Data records
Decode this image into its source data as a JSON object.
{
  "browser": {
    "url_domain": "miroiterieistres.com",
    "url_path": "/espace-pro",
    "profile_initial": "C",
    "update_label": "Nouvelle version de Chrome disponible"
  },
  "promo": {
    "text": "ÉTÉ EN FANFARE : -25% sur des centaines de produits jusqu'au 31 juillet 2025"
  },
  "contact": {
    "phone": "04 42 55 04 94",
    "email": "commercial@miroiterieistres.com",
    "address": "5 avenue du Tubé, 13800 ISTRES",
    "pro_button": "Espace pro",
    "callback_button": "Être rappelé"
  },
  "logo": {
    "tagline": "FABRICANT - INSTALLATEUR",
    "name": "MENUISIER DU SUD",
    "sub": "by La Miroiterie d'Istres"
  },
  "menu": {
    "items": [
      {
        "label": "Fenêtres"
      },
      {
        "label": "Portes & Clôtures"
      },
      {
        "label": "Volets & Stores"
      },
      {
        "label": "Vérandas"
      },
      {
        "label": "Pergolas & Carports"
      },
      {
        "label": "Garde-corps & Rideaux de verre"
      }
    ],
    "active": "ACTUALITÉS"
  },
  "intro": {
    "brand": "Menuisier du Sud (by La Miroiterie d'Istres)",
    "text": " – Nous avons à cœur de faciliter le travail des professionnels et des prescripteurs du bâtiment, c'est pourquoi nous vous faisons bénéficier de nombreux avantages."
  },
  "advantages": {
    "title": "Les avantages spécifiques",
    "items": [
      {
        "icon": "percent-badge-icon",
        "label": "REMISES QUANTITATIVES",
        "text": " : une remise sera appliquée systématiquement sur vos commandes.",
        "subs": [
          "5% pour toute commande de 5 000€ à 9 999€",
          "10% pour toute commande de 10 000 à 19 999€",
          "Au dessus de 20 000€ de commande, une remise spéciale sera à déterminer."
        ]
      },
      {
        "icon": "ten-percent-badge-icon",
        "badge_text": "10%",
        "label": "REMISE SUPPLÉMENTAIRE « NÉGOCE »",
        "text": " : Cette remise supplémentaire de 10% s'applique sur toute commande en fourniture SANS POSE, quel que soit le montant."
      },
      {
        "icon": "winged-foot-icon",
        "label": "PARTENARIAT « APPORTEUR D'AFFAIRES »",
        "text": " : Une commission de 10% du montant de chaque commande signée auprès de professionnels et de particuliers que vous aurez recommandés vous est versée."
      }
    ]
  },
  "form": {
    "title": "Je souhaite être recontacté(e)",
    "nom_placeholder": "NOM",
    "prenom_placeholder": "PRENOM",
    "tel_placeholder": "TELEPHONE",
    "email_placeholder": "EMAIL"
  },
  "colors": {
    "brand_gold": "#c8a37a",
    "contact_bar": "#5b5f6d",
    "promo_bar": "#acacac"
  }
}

● Set task:
Looking at the entries above, how many lines contain the word "title"? Answer with the number alone.

● Expected answer:
2